## YOUR INSTRUCTIONS
Set down every entry again word for word, please, but skip the pictures.

________________________

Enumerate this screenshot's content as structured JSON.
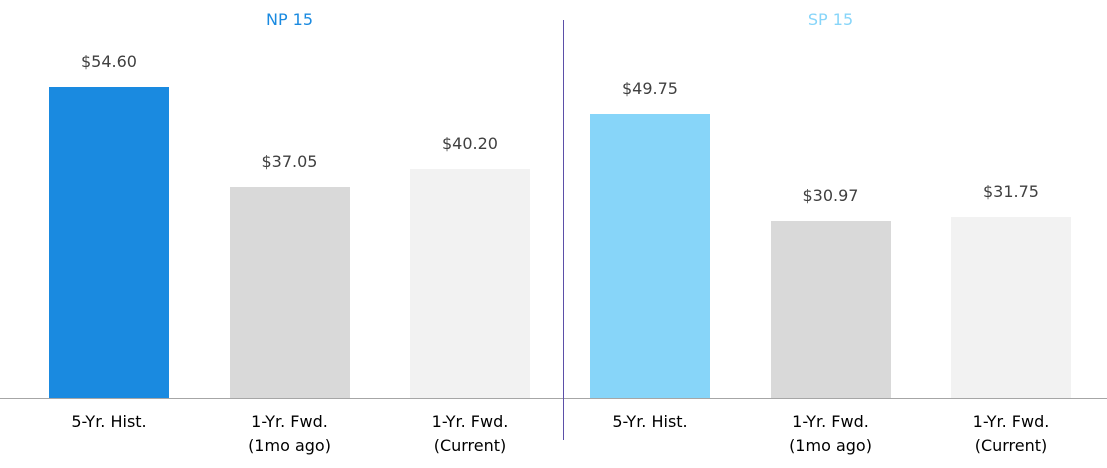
{
  "chart_data": [
    {
      "type": "bar",
      "title": "NP 15",
      "title_color": "#1a8ae0",
      "categories": [
        "5-Yr. Hist.",
        "1-Yr. Fwd. (1mo ago)",
        "1-Yr. Fwd. (Current)"
      ],
      "values": [
        54.6,
        37.05,
        40.2
      ],
      "value_labels": [
        "$54.60",
        "$37.05",
        "$40.20"
      ],
      "colors": [
        "#1a8ae0",
        "#d9d9d9",
        "#f2f2f2"
      ]
    },
    {
      "type": "bar",
      "title": "SP 15",
      "title_color": "#87d5f9",
      "categories": [
        "5-Yr. Hist.",
        "1-Yr. Fwd. (1mo ago)",
        "1-Yr. Fwd. (Current)"
      ],
      "values": [
        49.75,
        30.97,
        31.75
      ],
      "value_labels": [
        "$49.75",
        "$30.97",
        "$31.75"
      ],
      "colors": [
        "#87d5f9",
        "#d9d9d9",
        "#f2f2f2"
      ]
    }
  ]
}
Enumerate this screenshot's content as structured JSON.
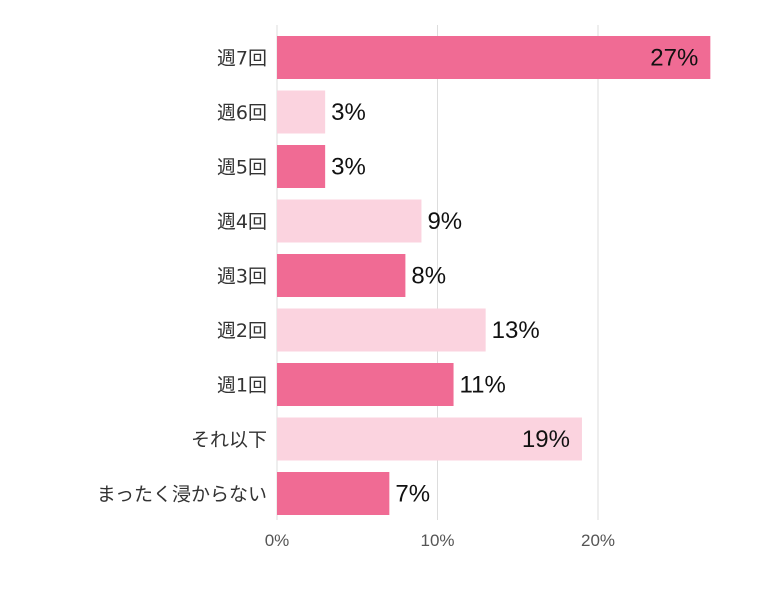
{
  "chart_data": {
    "type": "bar",
    "orientation": "horizontal",
    "categories": [
      "週7回",
      "週6回",
      "週5回",
      "週4回",
      "週3回",
      "週2回",
      "週1回",
      "それ以下",
      "まったく浸からない"
    ],
    "values": [
      27,
      3,
      3,
      9,
      8,
      13,
      11,
      19,
      7
    ],
    "value_labels": [
      "27%",
      "3%",
      "3%",
      "9%",
      "8%",
      "13%",
      "11%",
      "19%",
      "7%"
    ],
    "xlim": [
      0,
      27
    ],
    "x_ticks": [
      0,
      10,
      20
    ],
    "x_tick_labels": [
      "0%",
      "10%",
      "20%"
    ],
    "title": "",
    "xlabel": "",
    "ylabel": "",
    "grid": "vertical",
    "colors": {
      "dark": "#f06b94",
      "light": "#fbd3df",
      "grid": "#dddddd"
    },
    "bar_colors": [
      "dark",
      "light",
      "dark",
      "light",
      "dark",
      "light",
      "dark",
      "light",
      "dark"
    ]
  }
}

________________________

## RESPONSE TO THE TASK
Enumerate this screenshot's content as structured JSON.
{
  "chart_data": [
    {
      "type": "bar",
      "title": "NP 15",
      "title_color": "#1a8ae0",
      "categories": [
        "5-Yr. Hist.",
        "1-Yr. Fwd. (1mo ago)",
        "1-Yr. Fwd. (Current)"
      ],
      "values": [
        54.6,
        37.05,
        40.2
      ],
      "value_labels": [
        "$54.60",
        "$37.05",
        "$40.20"
      ],
      "colors": [
        "#1a8ae0",
        "#d9d9d9",
        "#f2f2f2"
      ]
    },
    {
      "type": "bar",
      "title": "SP 15",
      "title_color": "#87d5f9",
      "categories": [
        "5-Yr. Hist.",
        "1-Yr. Fwd. (1mo ago)",
        "1-Yr. Fwd. (Current)"
      ],
      "values": [
        49.75,
        30.97,
        31.75
      ],
      "value_labels": [
        "$49.75",
        "$30.97",
        "$31.75"
      ],
      "colors": [
        "#87d5f9",
        "#d9d9d9",
        "#f2f2f2"
      ]
    }
  ]
}
Enumerate this screenshot's content as structured JSON.
{
  "chart_data": {
    "type": "bar",
    "orientation": "horizontal",
    "categories": [
      "週7回",
      "週6回",
      "週5回",
      "週4回",
      "週3回",
      "週2回",
      "週1回",
      "それ以下",
      "まったく浸からない"
    ],
    "values": [
      27,
      3,
      3,
      9,
      8,
      13,
      11,
      19,
      7
    ],
    "value_labels": [
      "27%",
      "3%",
      "3%",
      "9%",
      "8%",
      "13%",
      "11%",
      "19%",
      "7%"
    ],
    "xlim": [
      0,
      27
    ],
    "x_ticks": [
      0,
      10,
      20
    ],
    "x_tick_labels": [
      "0%",
      "10%",
      "20%"
    ],
    "title": "",
    "xlabel": "",
    "ylabel": "",
    "grid": "vertical",
    "colors": {
      "dark": "#f06b94",
      "light": "#fbd3df",
      "grid": "#dddddd"
    },
    "bar_colors": [
      "dark",
      "light",
      "dark",
      "light",
      "dark",
      "light",
      "dark",
      "light",
      "dark"
    ]
  }
}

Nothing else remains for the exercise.